Goal
From the entries below, copy every line where the string "JSON" appears.
◇ ◇ ◇ ◇
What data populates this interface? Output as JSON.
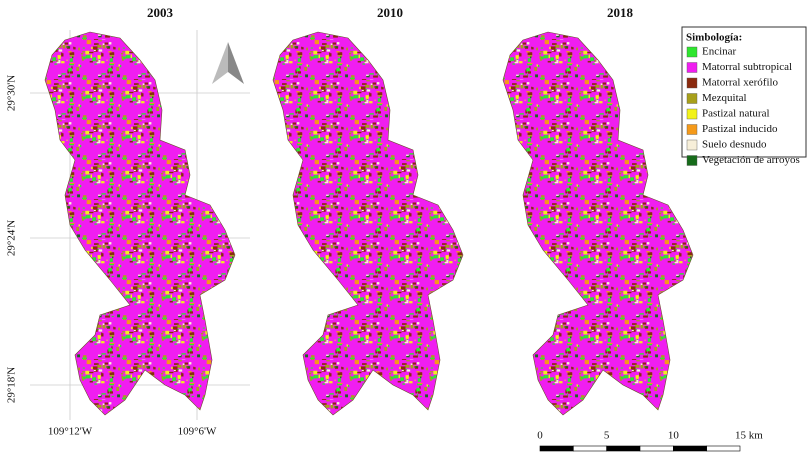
{
  "panels": [
    {
      "title": "2003"
    },
    {
      "title": "2010"
    },
    {
      "title": "2018"
    }
  ],
  "coordinates": {
    "lat": [
      "29°30'N",
      "29°24'N",
      "29°18'N"
    ],
    "lon": [
      "109°12'W",
      "109°6'W"
    ]
  },
  "legend": {
    "title": "Simbología:",
    "items": [
      {
        "label": "Encinar",
        "color": "#2ee62e"
      },
      {
        "label": "Matorral subtropical",
        "color": "#f01ef0"
      },
      {
        "label": "Matorral xerófilo",
        "color": "#8a2a0e"
      },
      {
        "label": "Mezquital",
        "color": "#a8a01a"
      },
      {
        "label": "Pastizal natural",
        "color": "#f2f21a"
      },
      {
        "label": "Pastizal inducido",
        "color": "#f59a1a"
      },
      {
        "label": "Suelo desnudo",
        "color": "#f7efd9"
      },
      {
        "label": "Vegetación de arroyos",
        "color": "#166b1a"
      }
    ]
  },
  "scale_bar": {
    "labels": [
      "0",
      "5",
      "10",
      "15 km"
    ]
  }
}
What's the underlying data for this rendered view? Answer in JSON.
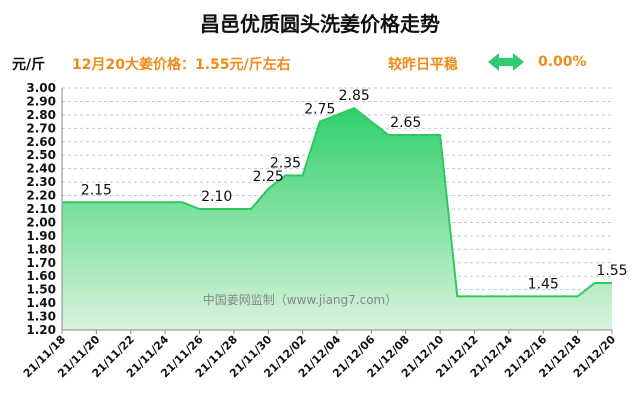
{
  "header": {
    "title": "昌邑优质圆头洗姜价格走势",
    "unit": "元/斤",
    "price_info": "12月20大姜价格：1.55元/斤左右",
    "compare_label": "较昨日平稳",
    "change_pct": "0.00%"
  },
  "watermark": "中国姜网监制（www.jiang7.com）",
  "colors": {
    "line": "#2ec95f",
    "fill_top": "#2fd06a",
    "fill_bottom": "#d8f3dc",
    "accent": "#f08a1a",
    "arrow": "#2ecc71"
  },
  "chart_data": {
    "type": "area",
    "title": "昌邑优质圆头洗姜价格走势",
    "ylabel": "元/斤",
    "ylim": [
      1.2,
      3.0
    ],
    "yticks": [
      "3.00",
      "2.90",
      "2.80",
      "2.70",
      "2.60",
      "2.50",
      "2.40",
      "2.30",
      "2.20",
      "2.10",
      "2.00",
      "1.90",
      "1.80",
      "1.70",
      "1.60",
      "1.50",
      "1.40",
      "1.30",
      "1.20"
    ],
    "xticks": [
      "21/11/18",
      "21/11/20",
      "21/11/22",
      "21/11/24",
      "21/11/26",
      "21/11/28",
      "21/11/30",
      "21/12/02",
      "21/12/04",
      "21/12/06",
      "21/12/08",
      "21/12/10",
      "21/12/12",
      "21/12/14",
      "21/12/16",
      "21/12/18",
      "21/12/20"
    ],
    "x": [
      "21/11/18",
      "21/11/19",
      "21/11/20",
      "21/11/21",
      "21/11/22",
      "21/11/23",
      "21/11/24",
      "21/11/25",
      "21/11/26",
      "21/11/27",
      "21/11/28",
      "21/11/29",
      "21/11/30",
      "21/12/01",
      "21/12/02",
      "21/12/03",
      "21/12/04",
      "21/12/05",
      "21/12/06",
      "21/12/07",
      "21/12/08",
      "21/12/09",
      "21/12/10",
      "21/12/11",
      "21/12/12",
      "21/12/13",
      "21/12/14",
      "21/12/15",
      "21/12/16",
      "21/12/17",
      "21/12/18",
      "21/12/19",
      "21/12/20"
    ],
    "values": [
      2.15,
      2.15,
      2.15,
      2.15,
      2.15,
      2.15,
      2.15,
      2.15,
      2.1,
      2.1,
      2.1,
      2.1,
      2.25,
      2.35,
      2.35,
      2.75,
      2.8,
      2.85,
      2.75,
      2.65,
      2.65,
      2.65,
      2.65,
      1.45,
      1.45,
      1.45,
      1.45,
      1.45,
      1.45,
      1.45,
      1.45,
      1.55,
      1.55
    ],
    "data_labels": [
      {
        "x": "21/11/20",
        "text": "2.15"
      },
      {
        "x": "21/11/27",
        "text": "2.10"
      },
      {
        "x": "21/11/30",
        "text": "2.25"
      },
      {
        "x": "21/12/01",
        "text": "2.35"
      },
      {
        "x": "21/12/03",
        "text": "2.75"
      },
      {
        "x": "21/12/05",
        "text": "2.85"
      },
      {
        "x": "21/12/08",
        "text": "2.65"
      },
      {
        "x": "21/12/16",
        "text": "1.45"
      },
      {
        "x": "21/12/20",
        "text": "1.55"
      }
    ],
    "grid": true
  }
}
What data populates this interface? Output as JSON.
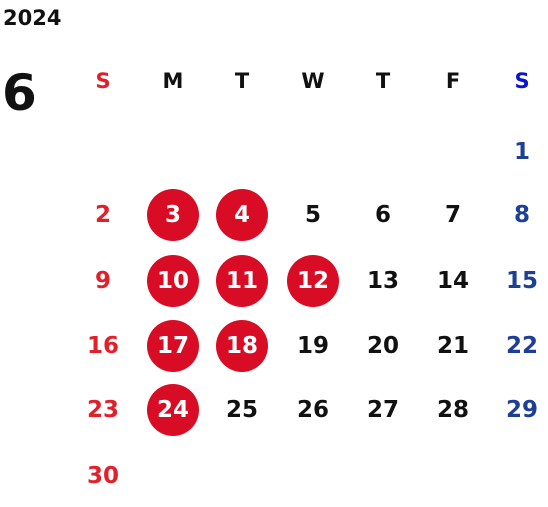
{
  "calendar": {
    "year": "2024",
    "month": "6",
    "weekdays": [
      "S",
      "M",
      "T",
      "W",
      "T",
      "F",
      "S"
    ],
    "weeks": [
      [
        null,
        null,
        null,
        null,
        null,
        null,
        {
          "day": 1
        }
      ],
      [
        {
          "day": 2
        },
        {
          "day": 3,
          "marked": true
        },
        {
          "day": 4,
          "marked": true
        },
        {
          "day": 5
        },
        {
          "day": 6
        },
        {
          "day": 7
        },
        {
          "day": 8
        }
      ],
      [
        {
          "day": 9
        },
        {
          "day": 10,
          "marked": true
        },
        {
          "day": 11,
          "marked": true
        },
        {
          "day": 12,
          "marked": true
        },
        {
          "day": 13
        },
        {
          "day": 14
        },
        {
          "day": 15
        }
      ],
      [
        {
          "day": 16
        },
        {
          "day": 17,
          "marked": true
        },
        {
          "day": 18,
          "marked": true
        },
        {
          "day": 19
        },
        {
          "day": 20
        },
        {
          "day": 21
        },
        {
          "day": 22
        }
      ],
      [
        {
          "day": 23
        },
        {
          "day": 24,
          "marked": true
        },
        {
          "day": 25
        },
        {
          "day": 26
        },
        {
          "day": 27
        },
        {
          "day": 28
        },
        {
          "day": 29
        }
      ],
      [
        {
          "day": 30
        },
        null,
        null,
        null,
        null,
        null,
        null
      ]
    ]
  }
}
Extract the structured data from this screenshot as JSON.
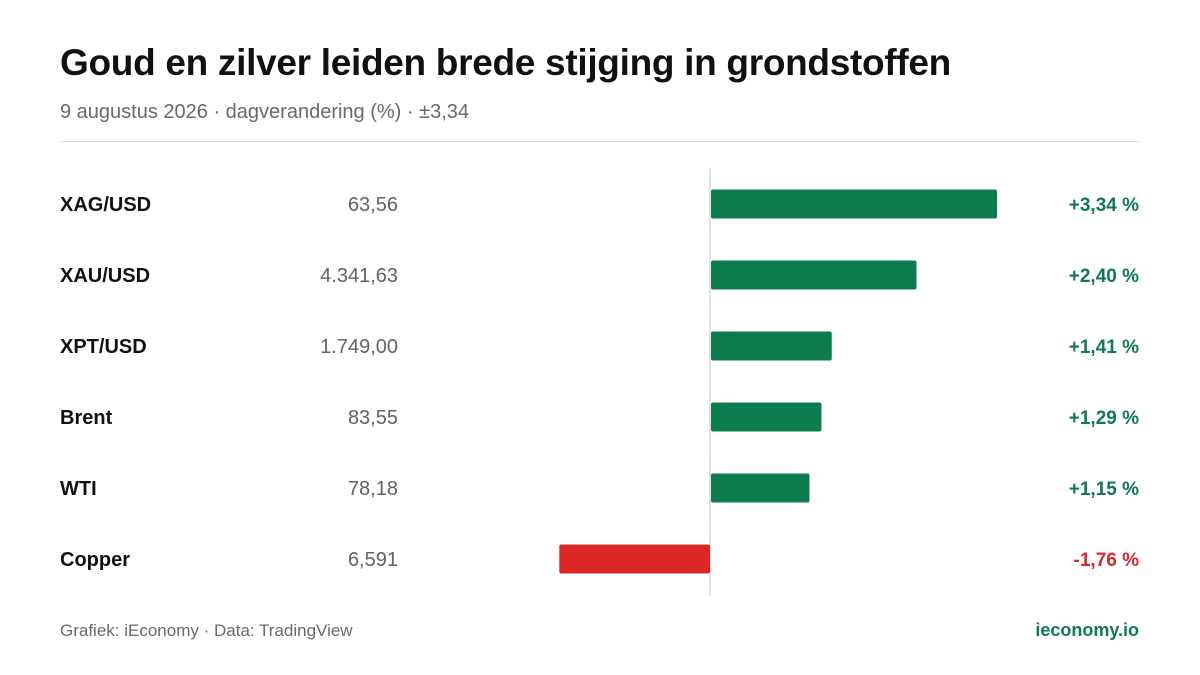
{
  "header": {
    "title": "Goud en zilver leiden brede stijging in grondstoffen",
    "subtitle": "9 augustus 2026 · dagverandering (%) · ±3,34"
  },
  "footer": {
    "credit": "Grafiek: iEconomy · Data: TradingView",
    "brand": "ieconomy.io"
  },
  "colors": {
    "positive": "#0c7b4e",
    "negative": "#dc2626",
    "brand": "#0c7b4e"
  },
  "chart_data": {
    "type": "bar",
    "orientation": "horizontal",
    "categories": [
      "XAG/USD",
      "XAU/USD",
      "XPT/USD",
      "Brent",
      "WTI",
      "Copper"
    ],
    "prices": [
      "63,56",
      "4.341,63",
      "1.749,00",
      "83,55",
      "78,18",
      "6,591"
    ],
    "values": [
      3.34,
      2.4,
      1.41,
      1.29,
      1.15,
      -1.76
    ],
    "value_labels": [
      "+3,34 %",
      "+2,40 %",
      "+1,41 %",
      "+1,29 %",
      "+1,15 %",
      "-1,76 %"
    ],
    "xlim": [
      -3.34,
      3.34
    ],
    "grid": false,
    "baseline": 0
  }
}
◇ ◇ ◇ ◇
Expected answer
What data populates this interface? Output as JSON.
What's the underlying data for this rendered view? Answer in JSON.
What data populates this interface? Output as JSON.
Extract the structured data from this screenshot as JSON.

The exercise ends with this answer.